*Required work*:
Write out every entry precisely as given, leaving the pictures out.

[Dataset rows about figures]
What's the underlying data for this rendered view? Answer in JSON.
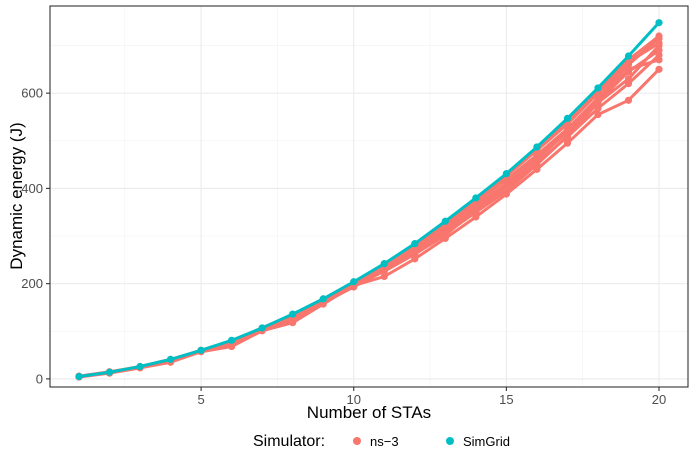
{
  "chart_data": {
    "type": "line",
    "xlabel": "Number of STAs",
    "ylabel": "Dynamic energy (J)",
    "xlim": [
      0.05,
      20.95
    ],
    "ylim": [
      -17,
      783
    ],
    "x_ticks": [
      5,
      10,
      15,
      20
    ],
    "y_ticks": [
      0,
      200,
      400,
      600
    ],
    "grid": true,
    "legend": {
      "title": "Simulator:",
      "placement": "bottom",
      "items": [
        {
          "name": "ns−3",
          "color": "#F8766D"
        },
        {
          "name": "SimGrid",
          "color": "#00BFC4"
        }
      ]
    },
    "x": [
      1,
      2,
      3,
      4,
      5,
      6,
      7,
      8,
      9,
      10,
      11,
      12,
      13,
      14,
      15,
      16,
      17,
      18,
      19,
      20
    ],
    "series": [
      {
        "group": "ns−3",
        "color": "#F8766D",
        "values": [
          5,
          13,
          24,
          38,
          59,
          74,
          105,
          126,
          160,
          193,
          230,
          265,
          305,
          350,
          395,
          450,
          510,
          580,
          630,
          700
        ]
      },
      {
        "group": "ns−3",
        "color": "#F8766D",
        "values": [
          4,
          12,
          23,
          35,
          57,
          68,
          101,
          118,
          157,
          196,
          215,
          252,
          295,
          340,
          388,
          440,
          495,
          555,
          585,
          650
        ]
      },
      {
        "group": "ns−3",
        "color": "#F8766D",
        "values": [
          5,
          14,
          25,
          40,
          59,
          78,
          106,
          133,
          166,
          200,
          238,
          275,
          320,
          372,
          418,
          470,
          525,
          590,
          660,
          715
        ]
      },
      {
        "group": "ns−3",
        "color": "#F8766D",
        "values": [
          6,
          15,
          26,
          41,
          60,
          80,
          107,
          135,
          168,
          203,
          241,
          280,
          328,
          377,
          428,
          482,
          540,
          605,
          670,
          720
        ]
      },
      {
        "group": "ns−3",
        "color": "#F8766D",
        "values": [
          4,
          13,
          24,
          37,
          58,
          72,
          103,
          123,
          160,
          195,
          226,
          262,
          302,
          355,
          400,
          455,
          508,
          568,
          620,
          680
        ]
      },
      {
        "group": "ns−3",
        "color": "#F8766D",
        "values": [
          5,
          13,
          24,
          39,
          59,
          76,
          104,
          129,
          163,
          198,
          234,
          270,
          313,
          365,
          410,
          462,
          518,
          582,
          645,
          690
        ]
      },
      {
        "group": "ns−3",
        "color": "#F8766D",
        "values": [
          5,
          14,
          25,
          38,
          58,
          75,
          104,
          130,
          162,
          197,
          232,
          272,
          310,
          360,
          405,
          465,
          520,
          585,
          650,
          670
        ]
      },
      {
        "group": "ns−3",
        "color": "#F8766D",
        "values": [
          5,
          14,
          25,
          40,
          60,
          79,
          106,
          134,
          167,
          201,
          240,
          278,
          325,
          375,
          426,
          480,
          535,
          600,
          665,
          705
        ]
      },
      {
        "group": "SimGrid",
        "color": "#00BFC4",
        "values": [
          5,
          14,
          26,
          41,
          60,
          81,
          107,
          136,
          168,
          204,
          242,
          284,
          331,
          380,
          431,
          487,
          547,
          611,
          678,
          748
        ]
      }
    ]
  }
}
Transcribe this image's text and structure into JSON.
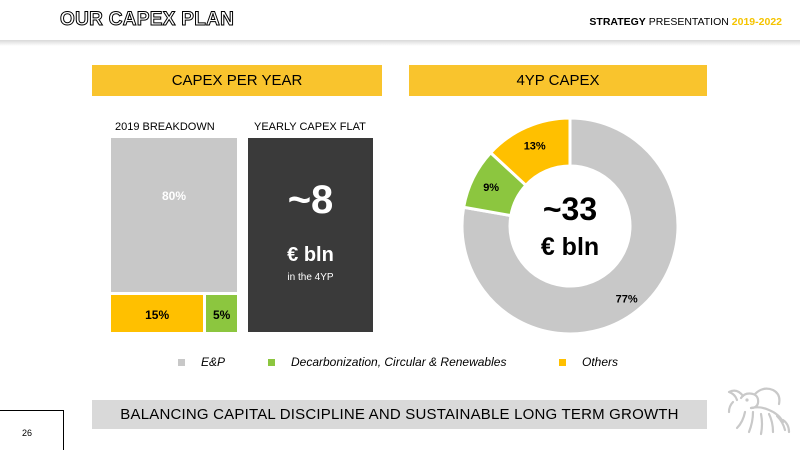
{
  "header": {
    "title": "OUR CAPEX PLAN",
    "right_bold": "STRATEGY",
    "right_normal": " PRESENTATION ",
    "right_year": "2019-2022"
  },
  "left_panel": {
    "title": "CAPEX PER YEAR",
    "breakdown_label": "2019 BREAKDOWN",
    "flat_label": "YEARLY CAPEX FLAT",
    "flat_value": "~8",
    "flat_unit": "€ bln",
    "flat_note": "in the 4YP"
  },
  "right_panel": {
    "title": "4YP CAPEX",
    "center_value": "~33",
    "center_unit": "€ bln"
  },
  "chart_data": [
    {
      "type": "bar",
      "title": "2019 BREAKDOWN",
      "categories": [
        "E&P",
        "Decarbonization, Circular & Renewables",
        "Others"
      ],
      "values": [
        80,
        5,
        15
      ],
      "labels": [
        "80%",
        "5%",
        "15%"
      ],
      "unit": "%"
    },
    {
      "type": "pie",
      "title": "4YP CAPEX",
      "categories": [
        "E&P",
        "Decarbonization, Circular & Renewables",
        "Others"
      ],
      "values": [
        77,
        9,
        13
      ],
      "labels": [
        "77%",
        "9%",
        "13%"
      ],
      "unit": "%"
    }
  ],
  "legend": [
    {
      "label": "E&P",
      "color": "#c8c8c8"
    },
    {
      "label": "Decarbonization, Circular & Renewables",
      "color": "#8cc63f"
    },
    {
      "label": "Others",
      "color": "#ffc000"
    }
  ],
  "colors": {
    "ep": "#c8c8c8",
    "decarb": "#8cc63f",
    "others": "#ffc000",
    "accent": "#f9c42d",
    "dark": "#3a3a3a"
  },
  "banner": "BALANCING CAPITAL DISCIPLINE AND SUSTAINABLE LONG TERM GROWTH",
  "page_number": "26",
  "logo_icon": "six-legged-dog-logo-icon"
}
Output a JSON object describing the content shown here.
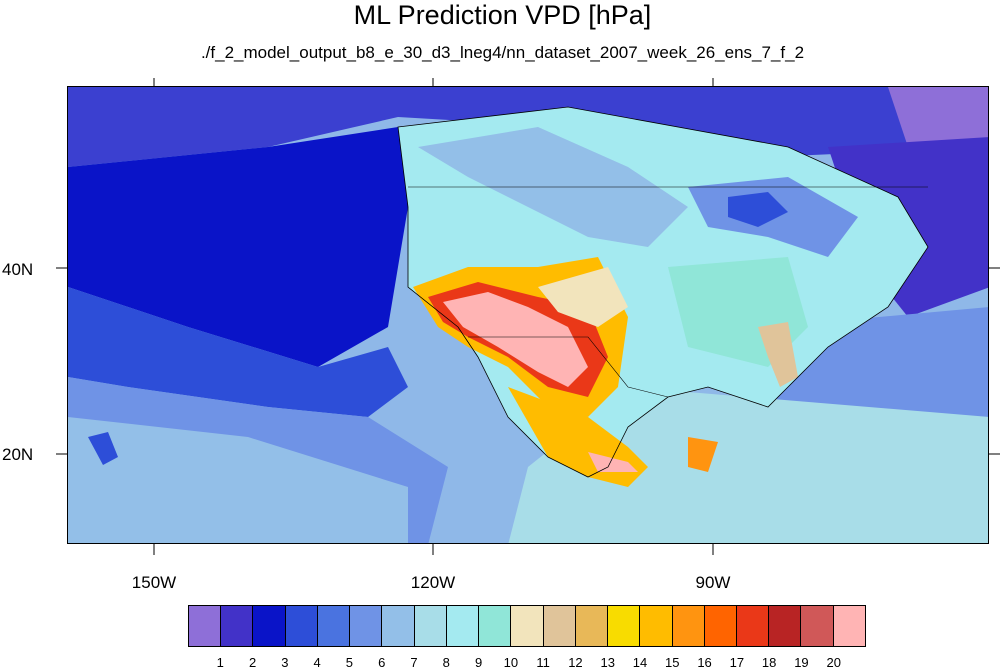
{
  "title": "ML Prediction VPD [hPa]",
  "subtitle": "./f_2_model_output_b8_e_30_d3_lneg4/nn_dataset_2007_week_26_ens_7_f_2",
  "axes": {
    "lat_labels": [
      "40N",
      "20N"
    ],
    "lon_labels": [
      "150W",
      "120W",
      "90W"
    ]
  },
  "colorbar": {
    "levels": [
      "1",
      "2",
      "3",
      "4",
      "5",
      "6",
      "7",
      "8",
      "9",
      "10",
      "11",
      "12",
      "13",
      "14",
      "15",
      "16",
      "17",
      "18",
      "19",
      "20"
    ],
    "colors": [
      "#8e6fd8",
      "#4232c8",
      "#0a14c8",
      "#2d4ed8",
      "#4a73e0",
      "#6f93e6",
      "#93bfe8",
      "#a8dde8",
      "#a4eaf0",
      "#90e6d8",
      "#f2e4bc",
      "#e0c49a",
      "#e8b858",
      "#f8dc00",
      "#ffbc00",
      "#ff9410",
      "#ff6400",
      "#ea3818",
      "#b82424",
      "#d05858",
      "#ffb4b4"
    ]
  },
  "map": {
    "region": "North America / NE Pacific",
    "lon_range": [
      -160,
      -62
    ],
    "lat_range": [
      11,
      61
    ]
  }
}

*Problem solution*:
What's the underlying data for this rendered view? Answer in JSON.
{
  "chart_data": {
    "type": "line",
    "xlabel": "Number of STAs",
    "ylabel": "Dynamic energy (J)",
    "xlim": [
      0.05,
      20.95
    ],
    "ylim": [
      -17,
      783
    ],
    "x_ticks": [
      5,
      10,
      15,
      20
    ],
    "y_ticks": [
      0,
      200,
      400,
      600
    ],
    "grid": true,
    "legend": {
      "title": "Simulator:",
      "placement": "bottom",
      "items": [
        {
          "name": "ns−3",
          "color": "#F8766D"
        },
        {
          "name": "SimGrid",
          "color": "#00BFC4"
        }
      ]
    },
    "x": [
      1,
      2,
      3,
      4,
      5,
      6,
      7,
      8,
      9,
      10,
      11,
      12,
      13,
      14,
      15,
      16,
      17,
      18,
      19,
      20
    ],
    "series": [
      {
        "group": "ns−3",
        "color": "#F8766D",
        "values": [
          5,
          13,
          24,
          38,
          59,
          74,
          105,
          126,
          160,
          193,
          230,
          265,
          305,
          350,
          395,
          450,
          510,
          580,
          630,
          700
        ]
      },
      {
        "group": "ns−3",
        "color": "#F8766D",
        "values": [
          4,
          12,
          23,
          35,
          57,
          68,
          101,
          118,
          157,
          196,
          215,
          252,
          295,
          340,
          388,
          440,
          495,
          555,
          585,
          650
        ]
      },
      {
        "group": "ns−3",
        "color": "#F8766D",
        "values": [
          5,
          14,
          25,
          40,
          59,
          78,
          106,
          133,
          166,
          200,
          238,
          275,
          320,
          372,
          418,
          470,
          525,
          590,
          660,
          715
        ]
      },
      {
        "group": "ns−3",
        "color": "#F8766D",
        "values": [
          6,
          15,
          26,
          41,
          60,
          80,
          107,
          135,
          168,
          203,
          241,
          280,
          328,
          377,
          428,
          482,
          540,
          605,
          670,
          720
        ]
      },
      {
        "group": "ns−3",
        "color": "#F8766D",
        "values": [
          4,
          13,
          24,
          37,
          58,
          72,
          103,
          123,
          160,
          195,
          226,
          262,
          302,
          355,
          400,
          455,
          508,
          568,
          620,
          680
        ]
      },
      {
        "group": "ns−3",
        "color": "#F8766D",
        "values": [
          5,
          13,
          24,
          39,
          59,
          76,
          104,
          129,
          163,
          198,
          234,
          270,
          313,
          365,
          410,
          462,
          518,
          582,
          645,
          690
        ]
      },
      {
        "group": "ns−3",
        "color": "#F8766D",
        "values": [
          5,
          14,
          25,
          38,
          58,
          75,
          104,
          130,
          162,
          197,
          232,
          272,
          310,
          360,
          405,
          465,
          520,
          585,
          650,
          670
        ]
      },
      {
        "group": "ns−3",
        "color": "#F8766D",
        "values": [
          5,
          14,
          25,
          40,
          60,
          79,
          106,
          134,
          167,
          201,
          240,
          278,
          325,
          375,
          426,
          480,
          535,
          600,
          665,
          705
        ]
      },
      {
        "group": "SimGrid",
        "color": "#00BFC4",
        "values": [
          5,
          14,
          26,
          41,
          60,
          81,
          107,
          136,
          168,
          204,
          242,
          284,
          331,
          380,
          431,
          487,
          547,
          611,
          678,
          748
        ]
      }
    ]
  }
}
Transcribe this image's text and structure into JSON.
{
  "header": {
    "title": "OUR CAPEX PLAN",
    "right_bold": "STRATEGY",
    "right_normal": " PRESENTATION ",
    "right_year": "2019-2022"
  },
  "left_panel": {
    "title": "CAPEX PER YEAR",
    "breakdown_label": "2019 BREAKDOWN",
    "flat_label": "YEARLY CAPEX FLAT",
    "flat_value": "~8",
    "flat_unit": "€ bln",
    "flat_note": "in the 4YP"
  },
  "right_panel": {
    "title": "4YP CAPEX",
    "center_value": "~33",
    "center_unit": "€ bln"
  },
  "chart_data": [
    {
      "type": "bar",
      "title": "2019 BREAKDOWN",
      "categories": [
        "E&P",
        "Decarbonization, Circular & Renewables",
        "Others"
      ],
      "values": [
        80,
        5,
        15
      ],
      "labels": [
        "80%",
        "5%",
        "15%"
      ],
      "unit": "%"
    },
    {
      "type": "pie",
      "title": "4YP CAPEX",
      "categories": [
        "E&P",
        "Decarbonization, Circular & Renewables",
        "Others"
      ],
      "values": [
        77,
        9,
        13
      ],
      "labels": [
        "77%",
        "9%",
        "13%"
      ],
      "unit": "%"
    }
  ],
  "legend": [
    {
      "label": "E&P",
      "color": "#c8c8c8"
    },
    {
      "label": "Decarbonization, Circular & Renewables",
      "color": "#8cc63f"
    },
    {
      "label": "Others",
      "color": "#ffc000"
    }
  ],
  "colors": {
    "ep": "#c8c8c8",
    "decarb": "#8cc63f",
    "others": "#ffc000",
    "accent": "#f9c42d",
    "dark": "#3a3a3a"
  },
  "banner": "BALANCING CAPITAL DISCIPLINE AND SUSTAINABLE LONG TERM GROWTH",
  "page_number": "26",
  "logo_icon": "six-legged-dog-logo-icon"
}
Output a JSON object describing the content shown here.
{
  "title": "ML Prediction VPD [hPa]",
  "subtitle": "./f_2_model_output_b8_e_30_d3_lneg4/nn_dataset_2007_week_26_ens_7_f_2",
  "axes": {
    "lat_labels": [
      "40N",
      "20N"
    ],
    "lon_labels": [
      "150W",
      "120W",
      "90W"
    ]
  },
  "colorbar": {
    "levels": [
      "1",
      "2",
      "3",
      "4",
      "5",
      "6",
      "7",
      "8",
      "9",
      "10",
      "11",
      "12",
      "13",
      "14",
      "15",
      "16",
      "17",
      "18",
      "19",
      "20"
    ],
    "colors": [
      "#8e6fd8",
      "#4232c8",
      "#0a14c8",
      "#2d4ed8",
      "#4a73e0",
      "#6f93e6",
      "#93bfe8",
      "#a8dde8",
      "#a4eaf0",
      "#90e6d8",
      "#f2e4bc",
      "#e0c49a",
      "#e8b858",
      "#f8dc00",
      "#ffbc00",
      "#ff9410",
      "#ff6400",
      "#ea3818",
      "#b82424",
      "#d05858",
      "#ffb4b4"
    ]
  },
  "map": {
    "region": "North America / NE Pacific",
    "lon_range": [
      -160,
      -62
    ],
    "lat_range": [
      11,
      61
    ]
  }
}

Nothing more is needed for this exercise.